— start of Extracted records —
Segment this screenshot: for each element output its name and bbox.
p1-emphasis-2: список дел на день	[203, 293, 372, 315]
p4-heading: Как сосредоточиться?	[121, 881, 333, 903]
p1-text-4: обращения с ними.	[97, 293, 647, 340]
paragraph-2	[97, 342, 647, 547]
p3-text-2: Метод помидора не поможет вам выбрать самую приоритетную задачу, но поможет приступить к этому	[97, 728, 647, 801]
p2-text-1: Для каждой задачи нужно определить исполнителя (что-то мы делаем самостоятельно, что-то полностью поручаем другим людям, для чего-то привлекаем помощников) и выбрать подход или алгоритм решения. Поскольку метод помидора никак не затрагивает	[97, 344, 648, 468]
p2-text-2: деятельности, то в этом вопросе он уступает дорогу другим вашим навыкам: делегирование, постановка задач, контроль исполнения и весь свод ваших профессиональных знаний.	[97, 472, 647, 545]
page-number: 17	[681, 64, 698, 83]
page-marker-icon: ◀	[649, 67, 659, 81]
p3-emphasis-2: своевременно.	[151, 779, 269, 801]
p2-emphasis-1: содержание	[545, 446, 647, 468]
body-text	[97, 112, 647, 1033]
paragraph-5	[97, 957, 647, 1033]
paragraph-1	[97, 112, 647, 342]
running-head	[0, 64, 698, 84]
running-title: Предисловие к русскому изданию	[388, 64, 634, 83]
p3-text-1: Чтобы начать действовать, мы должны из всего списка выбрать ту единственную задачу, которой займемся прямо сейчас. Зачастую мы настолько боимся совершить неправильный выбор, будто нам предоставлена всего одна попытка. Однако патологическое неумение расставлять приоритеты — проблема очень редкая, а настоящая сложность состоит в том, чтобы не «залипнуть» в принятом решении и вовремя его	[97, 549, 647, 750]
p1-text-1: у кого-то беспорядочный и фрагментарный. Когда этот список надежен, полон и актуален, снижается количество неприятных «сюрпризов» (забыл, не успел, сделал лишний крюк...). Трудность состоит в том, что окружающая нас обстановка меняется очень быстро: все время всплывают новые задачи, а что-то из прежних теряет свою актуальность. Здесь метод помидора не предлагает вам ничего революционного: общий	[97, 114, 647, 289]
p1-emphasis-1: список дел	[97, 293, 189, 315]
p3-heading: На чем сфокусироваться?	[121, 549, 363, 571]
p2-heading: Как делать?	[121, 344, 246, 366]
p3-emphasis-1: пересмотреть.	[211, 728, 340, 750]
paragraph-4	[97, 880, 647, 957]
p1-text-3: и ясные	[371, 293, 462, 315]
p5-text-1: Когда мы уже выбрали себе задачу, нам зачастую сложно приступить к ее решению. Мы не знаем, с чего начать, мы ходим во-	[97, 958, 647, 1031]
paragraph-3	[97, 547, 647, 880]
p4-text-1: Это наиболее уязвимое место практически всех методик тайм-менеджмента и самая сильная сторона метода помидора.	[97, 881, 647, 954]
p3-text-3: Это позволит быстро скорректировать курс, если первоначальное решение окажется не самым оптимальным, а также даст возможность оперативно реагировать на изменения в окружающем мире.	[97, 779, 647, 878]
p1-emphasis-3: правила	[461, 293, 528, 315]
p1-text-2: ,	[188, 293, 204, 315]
— end of Extracted records —
Problem — Count the lines of the entries that contain the string "другим", treating uppercase and lowercase as different, and give only the number.

Complete response — 2